----- Provided data

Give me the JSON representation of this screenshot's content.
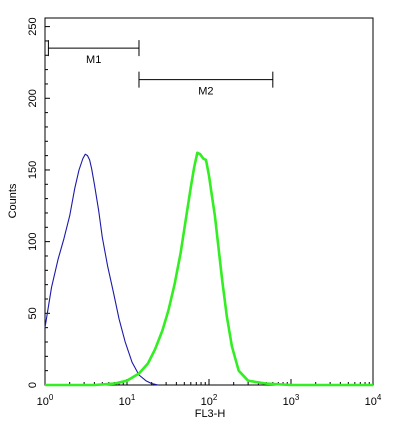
{
  "chart_data": {
    "type": "line",
    "title": "",
    "xlabel": "FL3-H",
    "ylabel": "Counts",
    "x_scale": "log",
    "xlim": [
      1,
      10000
    ],
    "ylim": [
      0,
      256
    ],
    "grid": false,
    "y_ticks": [
      "0",
      "50",
      "100",
      "150",
      "200",
      "250"
    ],
    "x_ticks": [
      {
        "base": "10",
        "exp": "0",
        "value": 1
      },
      {
        "base": "10",
        "exp": "1",
        "value": 10
      },
      {
        "base": "10",
        "exp": "2",
        "value": 100
      },
      {
        "base": "10",
        "exp": "3",
        "value": 1000
      },
      {
        "base": "10",
        "exp": "4",
        "value": 10000
      }
    ],
    "markers": [
      {
        "label": "M1",
        "x_start": 1.1,
        "x_end": 14,
        "y": 235
      },
      {
        "label": "M2",
        "x_start": 14,
        "x_end": 600,
        "y": 213
      }
    ],
    "series": [
      {
        "color": "#1a1aa8",
        "x": [
          1.0,
          1.2,
          1.45,
          1.7,
          2.0,
          2.3,
          2.6,
          2.9,
          3.1,
          3.3,
          3.5,
          3.7,
          4.0,
          4.5,
          5.0,
          5.8,
          6.8,
          8.0,
          9.5,
          11.5,
          14,
          17,
          20,
          24
        ],
        "y": [
          40,
          68,
          88,
          102,
          118,
          137,
          150,
          158,
          161,
          160,
          157,
          151,
          140,
          122,
          103,
          83,
          65,
          46,
          30,
          16,
          7,
          3,
          1,
          0
        ]
      },
      {
        "color": "#33ee22",
        "x": [
          1.0,
          2.0,
          4.0,
          7.0,
          10,
          14,
          18,
          22,
          27,
          32,
          38,
          45,
          52,
          60,
          66,
          72,
          78,
          85,
          92,
          100,
          108,
          118,
          130,
          145,
          165,
          190,
          230,
          300,
          500,
          1000,
          10000
        ],
        "y": [
          0,
          0,
          0,
          1,
          3,
          8,
          15,
          25,
          38,
          52,
          70,
          92,
          115,
          138,
          152,
          162,
          161,
          158,
          157,
          146,
          133,
          118,
          97,
          73,
          48,
          27,
          10,
          3,
          1,
          0,
          0
        ]
      }
    ]
  }
}
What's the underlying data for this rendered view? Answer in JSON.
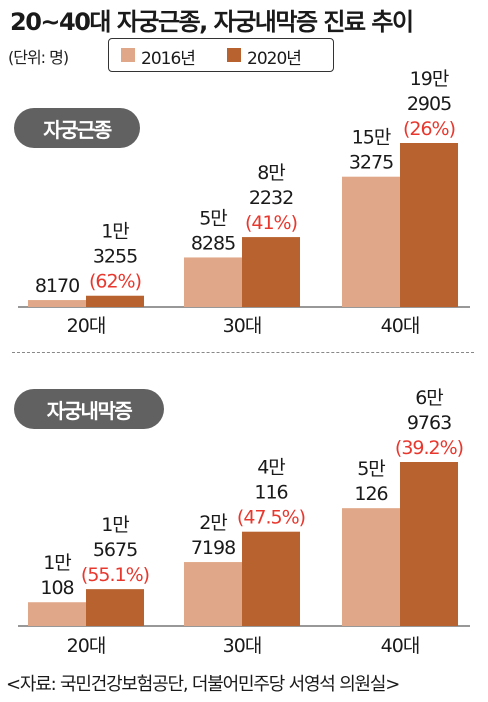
{
  "title": "20~40대 자궁근종, 자궁내막증 진료 추이",
  "unit_note": "(단위: 명)",
  "colors": {
    "y2016": "#e0a888",
    "y2020": "#b8622f",
    "pct": "#e8382e",
    "pill_bg": "#616161"
  },
  "legend": [
    {
      "label": "2016년",
      "color": "#e0a888"
    },
    {
      "label": "2020년",
      "color": "#b8622f"
    }
  ],
  "source": "<자료: 국민건강보험공단, 더불어민주당 서영석 의원실>",
  "chart_data": [
    {
      "type": "bar",
      "title": "자궁근종",
      "categories": [
        "20대",
        "30대",
        "40대"
      ],
      "series": [
        {
          "name": "2016년",
          "values": [
            8170,
            58285,
            153275
          ],
          "labels": [
            [
              "8170"
            ],
            [
              "5만",
              "8285"
            ],
            [
              "15만",
              "3275"
            ]
          ]
        },
        {
          "name": "2020년",
          "values": [
            13255,
            82232,
            192905
          ],
          "labels": [
            [
              "1만",
              "3255"
            ],
            [
              "8만",
              "2232"
            ],
            [
              "19만",
              "2905"
            ]
          ],
          "pct": [
            "(62%)",
            "(41%)",
            "(26%)"
          ]
        }
      ]
    },
    {
      "type": "bar",
      "title": "자궁내막증",
      "categories": [
        "20대",
        "30대",
        "40대"
      ],
      "series": [
        {
          "name": "2016년",
          "values": [
            10108,
            27198,
            50126
          ],
          "labels": [
            [
              "1만",
              "108"
            ],
            [
              "2만",
              "7198"
            ],
            [
              "5만",
              "126"
            ]
          ]
        },
        {
          "name": "2020년",
          "values": [
            15675,
            40116,
            69763
          ],
          "labels": [
            [
              "1만",
              "5675"
            ],
            [
              "4만",
              "116"
            ],
            [
              "6만",
              "9763"
            ]
          ],
          "pct": [
            "(55.1%)",
            "(47.5%)",
            "(39.2%)"
          ]
        }
      ]
    }
  ]
}
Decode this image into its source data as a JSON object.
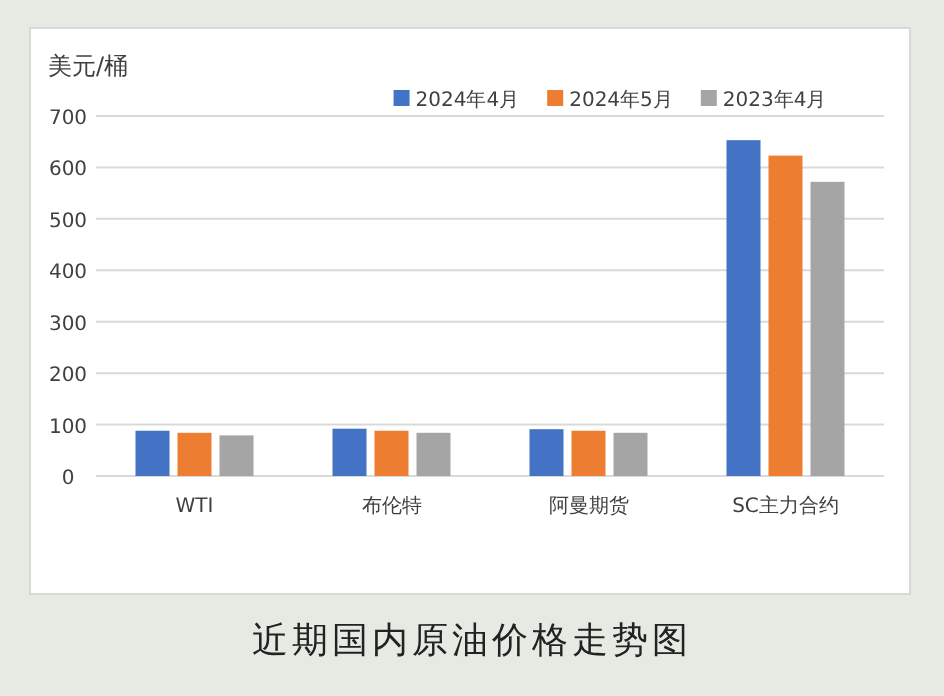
{
  "chart_data": {
    "type": "bar",
    "title": "近期国内原油价格走势图",
    "ylabel": "美元/桶",
    "categories": [
      "WTI",
      "布伦特",
      "阿曼期货",
      "SC主力合约"
    ],
    "series": [
      {
        "name": "2024年4月",
        "color": "#4472c4",
        "values": [
          88,
          92,
          91,
          653
        ]
      },
      {
        "name": "2024年5月",
        "color": "#ed7d31",
        "values": [
          84,
          88,
          88,
          623
        ]
      },
      {
        "name": "2023年4月",
        "color": "#a5a5a5",
        "values": [
          79,
          84,
          84,
          572
        ]
      }
    ],
    "ylim": [
      0,
      700
    ],
    "yticks": [
      0,
      100,
      200,
      300,
      400,
      500,
      600,
      700
    ],
    "grid": "y",
    "legend": "top"
  }
}
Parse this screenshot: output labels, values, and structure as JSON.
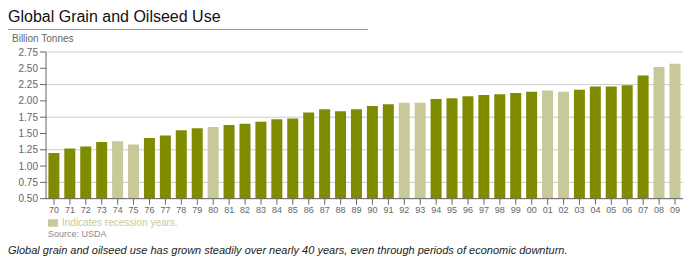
{
  "chart_data": {
    "type": "bar",
    "title": "Global Grain and Oilseed Use",
    "ylabel": "Billion Tonnes",
    "annotations": [
      "Source: USDA",
      "Global grain and oilseed use has grown steadily over nearly 40 years, even through periods of economic downturn."
    ],
    "categories": [
      "70",
      "71",
      "72",
      "73",
      "74",
      "75",
      "76",
      "77",
      "78",
      "79",
      "80",
      "81",
      "82",
      "83",
      "84",
      "85",
      "86",
      "87",
      "88",
      "89",
      "90",
      "91",
      "92",
      "93",
      "94",
      "95",
      "96",
      "97",
      "98",
      "99",
      "00",
      "01",
      "02",
      "03",
      "04",
      "05",
      "06",
      "07",
      "08",
      "09"
    ],
    "series": [
      {
        "color": "#7f8c00",
        "values": [
          1.2,
          1.27,
          1.3,
          1.37,
          null,
          null,
          1.43,
          1.47,
          1.55,
          1.58,
          null,
          1.63,
          1.65,
          1.68,
          1.72,
          1.73,
          1.82,
          1.87,
          1.84,
          1.87,
          1.92,
          1.95,
          null,
          null,
          2.03,
          2.04,
          2.07,
          2.09,
          2.1,
          2.12,
          2.14,
          null,
          null,
          2.17,
          2.22,
          2.22,
          2.24,
          2.39,
          null,
          null
        ]
      },
      {
        "name": "Indicates recession years.",
        "color": "#c8c89a",
        "values": [
          null,
          null,
          null,
          null,
          1.38,
          1.33,
          null,
          null,
          null,
          null,
          1.6,
          null,
          null,
          null,
          null,
          null,
          null,
          null,
          null,
          null,
          null,
          null,
          1.97,
          1.97,
          null,
          null,
          null,
          null,
          null,
          null,
          null,
          2.16,
          2.14,
          null,
          null,
          null,
          null,
          null,
          2.52,
          2.57
        ]
      }
    ],
    "stacked": true,
    "ylim": [
      0.5,
      2.75
    ],
    "yticks": [
      {
        "value": 0.5,
        "label": "0.50"
      },
      {
        "value": 0.75,
        "label": "0.75"
      },
      {
        "value": 1,
        "label": "1.00"
      },
      {
        "value": 1.25,
        "label": "1.25"
      },
      {
        "value": 1.5,
        "label": "1.50"
      },
      {
        "value": 1.75,
        "label": "1.75"
      },
      {
        "value": 2,
        "label": "2.00"
      },
      {
        "value": 2.25,
        "label": "2.25"
      },
      {
        "value": 2.5,
        "label": "2.50"
      },
      {
        "value": 2.75,
        "label": "2.75"
      }
    ],
    "grid": true,
    "legend": "lower left"
  }
}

----------

-- Stated task --
State the number of lines in the records that include "자궁근종", and write nothing else.

-- Task response --
2